* start *
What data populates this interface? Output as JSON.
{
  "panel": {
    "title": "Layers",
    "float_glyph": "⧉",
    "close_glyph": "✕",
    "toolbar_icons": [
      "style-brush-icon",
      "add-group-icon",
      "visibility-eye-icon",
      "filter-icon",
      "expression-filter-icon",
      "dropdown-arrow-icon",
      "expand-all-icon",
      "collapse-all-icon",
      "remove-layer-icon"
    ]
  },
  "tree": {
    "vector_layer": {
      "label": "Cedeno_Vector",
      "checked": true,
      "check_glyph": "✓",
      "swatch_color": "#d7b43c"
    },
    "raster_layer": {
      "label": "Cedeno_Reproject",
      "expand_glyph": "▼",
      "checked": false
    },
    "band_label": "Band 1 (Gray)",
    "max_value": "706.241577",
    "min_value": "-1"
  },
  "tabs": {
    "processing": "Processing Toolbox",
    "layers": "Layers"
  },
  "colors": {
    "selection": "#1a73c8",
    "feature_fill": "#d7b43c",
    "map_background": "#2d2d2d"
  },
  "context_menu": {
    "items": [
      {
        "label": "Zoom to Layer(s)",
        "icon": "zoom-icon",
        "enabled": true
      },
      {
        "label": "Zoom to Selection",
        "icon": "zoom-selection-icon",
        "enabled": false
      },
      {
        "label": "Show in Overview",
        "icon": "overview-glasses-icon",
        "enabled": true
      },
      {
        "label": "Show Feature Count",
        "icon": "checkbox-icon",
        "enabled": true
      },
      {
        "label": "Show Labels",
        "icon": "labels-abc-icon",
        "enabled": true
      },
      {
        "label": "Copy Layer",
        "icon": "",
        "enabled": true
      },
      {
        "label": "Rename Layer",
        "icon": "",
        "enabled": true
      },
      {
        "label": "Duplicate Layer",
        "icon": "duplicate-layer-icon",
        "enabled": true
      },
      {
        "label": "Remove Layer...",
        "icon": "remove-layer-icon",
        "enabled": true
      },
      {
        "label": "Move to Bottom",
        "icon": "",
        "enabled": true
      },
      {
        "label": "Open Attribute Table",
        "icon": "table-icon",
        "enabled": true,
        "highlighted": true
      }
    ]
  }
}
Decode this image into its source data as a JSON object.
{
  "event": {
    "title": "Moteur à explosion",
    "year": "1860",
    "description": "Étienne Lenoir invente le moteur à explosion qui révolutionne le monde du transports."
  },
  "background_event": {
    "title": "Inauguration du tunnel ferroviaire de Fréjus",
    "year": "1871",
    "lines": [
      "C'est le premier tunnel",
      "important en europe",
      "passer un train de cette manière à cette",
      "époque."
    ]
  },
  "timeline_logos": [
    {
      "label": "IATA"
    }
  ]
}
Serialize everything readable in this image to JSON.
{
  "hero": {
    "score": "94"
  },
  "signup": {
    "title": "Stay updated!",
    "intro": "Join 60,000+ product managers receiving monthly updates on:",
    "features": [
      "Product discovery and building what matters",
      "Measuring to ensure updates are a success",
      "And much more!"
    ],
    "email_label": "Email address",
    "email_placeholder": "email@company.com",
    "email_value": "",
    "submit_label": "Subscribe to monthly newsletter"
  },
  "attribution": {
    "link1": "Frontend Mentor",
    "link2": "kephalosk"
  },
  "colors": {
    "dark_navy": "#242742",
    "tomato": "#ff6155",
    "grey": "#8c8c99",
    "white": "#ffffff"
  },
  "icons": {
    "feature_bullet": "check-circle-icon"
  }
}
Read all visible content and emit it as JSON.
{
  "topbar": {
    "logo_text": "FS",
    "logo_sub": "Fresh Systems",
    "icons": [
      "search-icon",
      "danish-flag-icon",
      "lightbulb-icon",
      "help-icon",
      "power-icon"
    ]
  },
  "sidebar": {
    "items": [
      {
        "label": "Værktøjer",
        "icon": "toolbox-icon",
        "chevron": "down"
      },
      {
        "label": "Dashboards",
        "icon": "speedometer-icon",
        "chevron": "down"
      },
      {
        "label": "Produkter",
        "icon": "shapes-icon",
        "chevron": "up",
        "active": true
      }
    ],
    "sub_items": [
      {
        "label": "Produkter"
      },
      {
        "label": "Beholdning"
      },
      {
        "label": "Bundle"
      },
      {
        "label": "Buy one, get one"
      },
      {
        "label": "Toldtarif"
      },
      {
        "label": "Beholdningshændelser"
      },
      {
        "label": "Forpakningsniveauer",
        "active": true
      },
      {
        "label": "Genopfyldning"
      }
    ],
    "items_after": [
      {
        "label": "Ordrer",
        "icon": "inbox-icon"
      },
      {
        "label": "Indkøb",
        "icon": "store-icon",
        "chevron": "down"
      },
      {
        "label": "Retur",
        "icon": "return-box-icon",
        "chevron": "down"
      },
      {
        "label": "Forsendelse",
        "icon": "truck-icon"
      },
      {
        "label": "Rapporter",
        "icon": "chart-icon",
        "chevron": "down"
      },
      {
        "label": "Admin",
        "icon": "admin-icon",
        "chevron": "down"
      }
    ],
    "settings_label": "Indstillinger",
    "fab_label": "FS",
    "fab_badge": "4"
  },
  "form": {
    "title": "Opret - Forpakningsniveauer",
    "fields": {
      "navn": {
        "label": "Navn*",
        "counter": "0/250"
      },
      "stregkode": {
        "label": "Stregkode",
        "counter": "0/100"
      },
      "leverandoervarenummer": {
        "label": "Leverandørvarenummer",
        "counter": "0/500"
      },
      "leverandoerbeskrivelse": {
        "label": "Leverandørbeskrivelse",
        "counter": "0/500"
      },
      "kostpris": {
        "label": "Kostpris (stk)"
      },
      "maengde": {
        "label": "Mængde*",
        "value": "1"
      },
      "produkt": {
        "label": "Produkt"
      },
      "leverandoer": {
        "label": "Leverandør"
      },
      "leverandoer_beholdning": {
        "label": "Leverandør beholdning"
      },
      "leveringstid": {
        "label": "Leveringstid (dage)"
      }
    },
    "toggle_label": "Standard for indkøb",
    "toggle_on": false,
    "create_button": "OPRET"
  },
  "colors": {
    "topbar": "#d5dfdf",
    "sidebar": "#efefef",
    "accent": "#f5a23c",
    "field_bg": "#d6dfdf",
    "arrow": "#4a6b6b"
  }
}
* end *
▶ [The exercise]
Return the listing above word for word.

▶ [Exercise response]
What data populates this interface? Output as JSON.
{
  "panel": {
    "title": "Layers",
    "float_glyph": "⧉",
    "close_glyph": "✕",
    "toolbar_icons": [
      "style-brush-icon",
      "add-group-icon",
      "visibility-eye-icon",
      "filter-icon",
      "expression-filter-icon",
      "dropdown-arrow-icon",
      "expand-all-icon",
      "collapse-all-icon",
      "remove-layer-icon"
    ]
  },
  "tree": {
    "vector_layer": {
      "label": "Cedeno_Vector",
      "checked": true,
      "check_glyph": "✓",
      "swatch_color": "#d7b43c"
    },
    "raster_layer": {
      "label": "Cedeno_Reproject",
      "expand_glyph": "▼",
      "checked": false
    },
    "band_label": "Band 1 (Gray)",
    "max_value": "706.241577",
    "min_value": "-1"
  },
  "tabs": {
    "processing": "Processing Toolbox",
    "layers": "Layers"
  },
  "colors": {
    "selection": "#1a73c8",
    "feature_fill": "#d7b43c",
    "map_background": "#2d2d2d"
  },
  "context_menu": {
    "items": [
      {
        "label": "Zoom to Layer(s)",
        "icon": "zoom-icon",
        "enabled": true
      },
      {
        "label": "Zoom to Selection",
        "icon": "zoom-selection-icon",
        "enabled": false
      },
      {
        "label": "Show in Overview",
        "icon": "overview-glasses-icon",
        "enabled": true
      },
      {
        "label": "Show Feature Count",
        "icon": "checkbox-icon",
        "enabled": true
      },
      {
        "label": "Show Labels",
        "icon": "labels-abc-icon",
        "enabled": true
      },
      {
        "label": "Copy Layer",
        "icon": "",
        "enabled": true
      },
      {
        "label": "Rename Layer",
        "icon": "",
        "enabled": true
      },
      {
        "label": "Duplicate Layer",
        "icon": "duplicate-layer-icon",
        "enabled": true
      },
      {
        "label": "Remove Layer...",
        "icon": "remove-layer-icon",
        "enabled": true
      },
      {
        "label": "Move to Bottom",
        "icon": "",
        "enabled": true
      },
      {
        "label": "Open Attribute Table",
        "icon": "table-icon",
        "enabled": true,
        "highlighted": true
      }
    ]
  }
}
Decode this image into its source data as a JSON object.
{
  "event": {
    "title": "Moteur à explosion",
    "year": "1860",
    "description": "Étienne Lenoir invente le moteur à explosion qui révolutionne le monde du transports."
  },
  "background_event": {
    "title": "Inauguration du tunnel ferroviaire de Fréjus",
    "year": "1871",
    "lines": [
      "C'est le premier tunnel",
      "important en europe",
      "passer un train de cette manière à cette",
      "époque."
    ]
  },
  "timeline_logos": [
    {
      "label": "IATA"
    }
  ]
}
Serialize everything readable in this image to JSON.
{
  "hero": {
    "score": "94"
  },
  "signup": {
    "title": "Stay updated!",
    "intro": "Join 60,000+ product managers receiving monthly updates on:",
    "features": [
      "Product discovery and building what matters",
      "Measuring to ensure updates are a success",
      "And much more!"
    ],
    "email_label": "Email address",
    "email_placeholder": "email@company.com",
    "email_value": "",
    "submit_label": "Subscribe to monthly newsletter"
  },
  "attribution": {
    "link1": "Frontend Mentor",
    "link2": "kephalosk"
  },
  "colors": {
    "dark_navy": "#242742",
    "tomato": "#ff6155",
    "grey": "#8c8c99",
    "white": "#ffffff"
  },
  "icons": {
    "feature_bullet": "check-circle-icon"
  }
}
Read all visible content and emit it as JSON.
{
  "topbar": {
    "logo_text": "FS",
    "logo_sub": "Fresh Systems",
    "icons": [
      "search-icon",
      "danish-flag-icon",
      "lightbulb-icon",
      "help-icon",
      "power-icon"
    ]
  },
  "sidebar": {
    "items": [
      {
        "label": "Værktøjer",
        "icon": "toolbox-icon",
        "chevron": "down"
      },
      {
        "label": "Dashboards",
        "icon": "speedometer-icon",
        "chevron": "down"
      },
      {
        "label": "Produkter",
        "icon": "shapes-icon",
        "chevron": "up",
        "active": true
      }
    ],
    "sub_items": [
      {
        "label": "Produkter"
      },
      {
        "label": "Beholdning"
      },
      {
        "label": "Bundle"
      },
      {
        "label": "Buy one, get one"
      },
      {
        "label": "Toldtarif"
      },
      {
        "label": "Beholdningshændelser"
      },
      {
        "label": "Forpakningsniveauer",
        "active": true
      },
      {
        "label": "Genopfyldning"
      }
    ],
    "items_after": [
      {
        "label": "Ordrer",
        "icon": "inbox-icon"
      },
      {
        "label": "Indkøb",
        "icon": "store-icon",
        "chevron": "down"
      },
      {
        "label": "Retur",
        "icon": "return-box-icon",
        "chevron": "down"
      },
      {
        "label": "Forsendelse",
        "icon": "truck-icon"
      },
      {
        "label": "Rapporter",
        "icon": "chart-icon",
        "chevron": "down"
      },
      {
        "label": "Admin",
        "icon": "admin-icon",
        "chevron": "down"
      }
    ],
    "settings_label": "Indstillinger",
    "fab_label": "FS",
    "fab_badge": "4"
  },
  "form": {
    "title": "Opret - Forpakningsniveauer",
    "fields": {
      "navn": {
        "label": "Navn*",
        "counter": "0/250"
      },
      "stregkode": {
        "label": "Stregkode",
        "counter": "0/100"
      },
      "leverandoervarenummer": {
        "label": "Leverandørvarenummer",
        "counter": "0/500"
      },
      "leverandoerbeskrivelse": {
        "label": "Leverandørbeskrivelse",
        "counter": "0/500"
      },
      "kostpris": {
        "label": "Kostpris (stk)"
      },
      "maengde": {
        "label": "Mængde*",
        "value": "1"
      },
      "produkt": {
        "label": "Produkt"
      },
      "leverandoer": {
        "label": "Leverandør"
      },
      "leverandoer_beholdning": {
        "label": "Leverandør beholdning"
      },
      "leveringstid": {
        "label": "Leveringstid (dage)"
      }
    },
    "toggle_label": "Standard for indkøb",
    "toggle_on": false,
    "create_button": "OPRET"
  },
  "colors": {
    "topbar": "#d5dfdf",
    "sidebar": "#efefef",
    "accent": "#f5a23c",
    "field_bg": "#d6dfdf",
    "arrow": "#4a6b6b"
  }
}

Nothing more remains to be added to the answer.